Por Hugo M. Zelaya

» … Ya se oye el ruido del aguace­ro» (1 Reyes 18:41 V.P.).

La Biblia dice que Elías era un hombre sujeto a las mismas pasiones que tenemos los humanos. Sin embar­go, también era un hombre extraordi­nario; hoy diríamos: fuera de serie. Su semejanza con los otros de su especie se detenía donde empezaba su confian­za en el Dios Todopoderoso. En los momentos más difíciles, cuando su vi­da y ministerio estaban en juego, Elías depositó absolutamente todo en las manos de su Dios.

Debido a la idolatría de Acab, el rey de Israel, y de su esposa, la perver­sa Jezabel, el pueblo de Dios se había apartado de él, y Dios en su gracia y misericordia busca la manera de hacer­los volver. Elías, el tisbita, vestido en su manera peculiar, se aparece en la corte del rey para hacer un anuncio. ¡Qué contraste entre el profeta de Dios con su indumentaria de pieles, de rústica apariencia y modales directos; y el afeminado Acab con sus perfumes y ropa delicada! ¡Qué contraste, aún más profundo, de autoridad! El rey, supuestamente debía representar la au­toridad civil de Dios, pero su corazón estaba lejos de la fuente de su poder y era débil; Elías, sin embargo, encarna autoridad, poder y determinación divi­na. Sin anunciarse siquiera, ni mandar tarjetas de presentación, irrumpe en la corte del rey, en la narración, y en la historia, y hace su anuncio: «No llove­rá, ni caerá rocío hasta que yo lo diga» (l R. 17:1).

Por tres años y medio hubo una gran sequía en todo el país y el ham­bre era grande. Acab busca a Elías, pe­ro Dios lo esconde hasta que ya es tiempo de confrontar a su pueblo con una decisión. Qué terrible es forzar la mano de Dios para que trate de esa manera con nosotros. No significa que él lo haga arbitrariamente; ya le hemos dado nuestro permiso cuando venimos a él por primera vez. Es la única mane­ra en que nos acepta: totalmente ren­didos y entregados para que él haga lo que sea necesario para limpiarnos y mantenemos en comunión con él.

# Datos del listado:
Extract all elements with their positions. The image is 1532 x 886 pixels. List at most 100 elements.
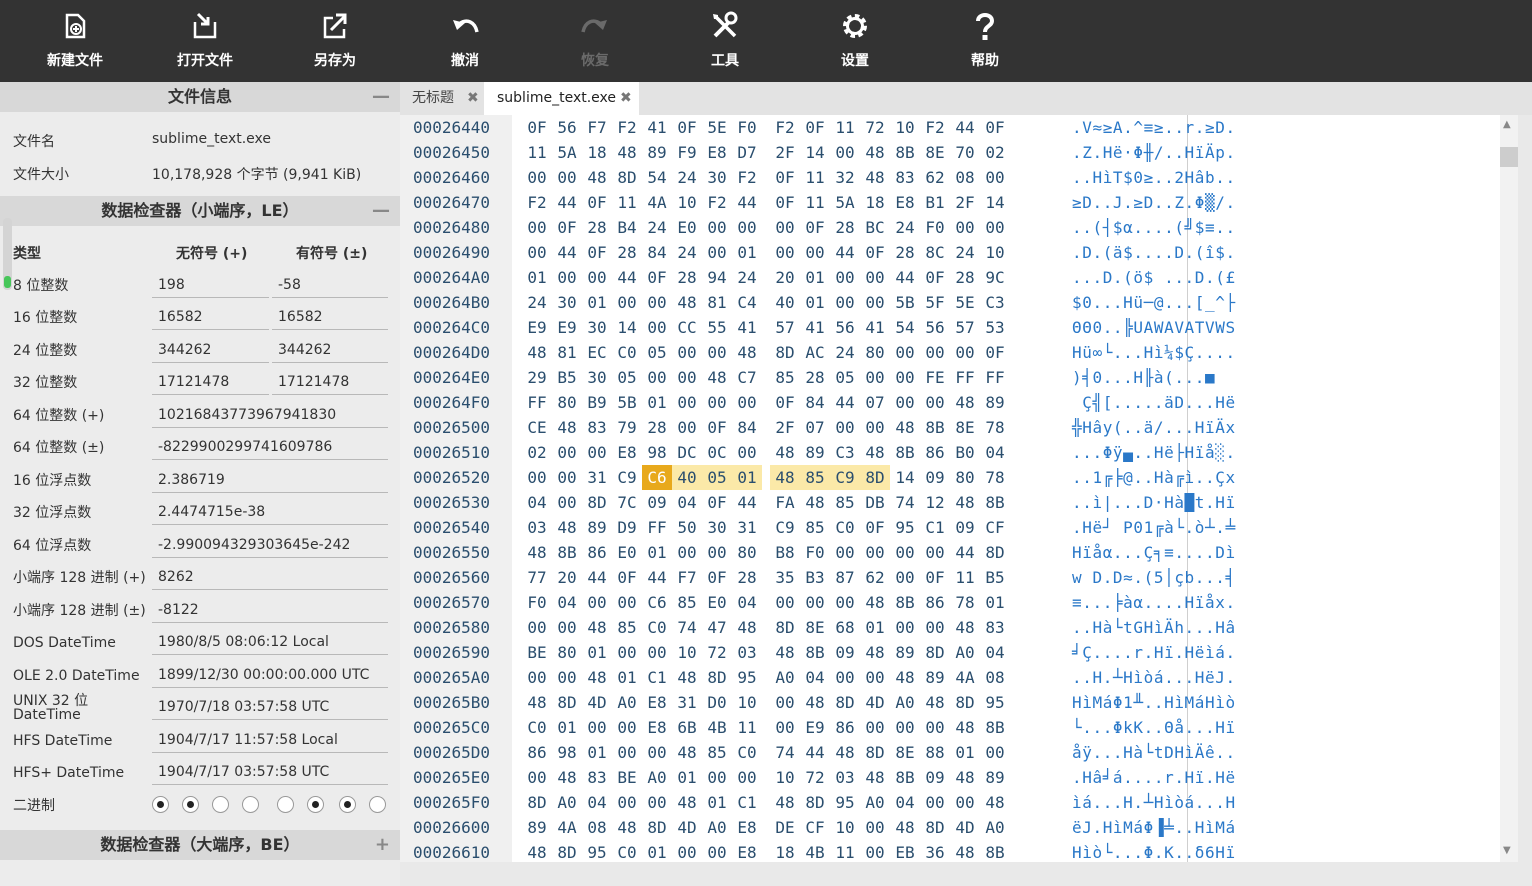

# Ejercicio planteado A:
Transcriba del texto sobre Elías el fragmento comprendido entre "Por Hugo M." y "de su Dios.", ambos incluidos.
# Ejercicio planteado B:
Según el texto sobre Elías, ¿cuánto tiempo duró la gran sequía en todo el país?
El listado no guarda relación alguna con el texto sobre Elías.

# Respuesta completa A:
Por Hugo M. Zelaya

» … Ya se oye el ruido del aguace­ro» (1 Reyes 18:41 V.P.).

La Biblia dice que Elías era un hombre sujeto a las mismas pasiones que tenemos los humanos. Sin embar­go, también era un hombre extraordi­nario; hoy diríamos: fuera de serie. Su semejanza con los otros de su especie se detenía donde empezaba su confian­za en el Dios Todopoderoso. En los momentos más difíciles, cuando su vi­da y ministerio estaban en juego, Elías depositó absolutamente todo en las manos de su Dios.

# Respuesta completa B:
Tres años y medio.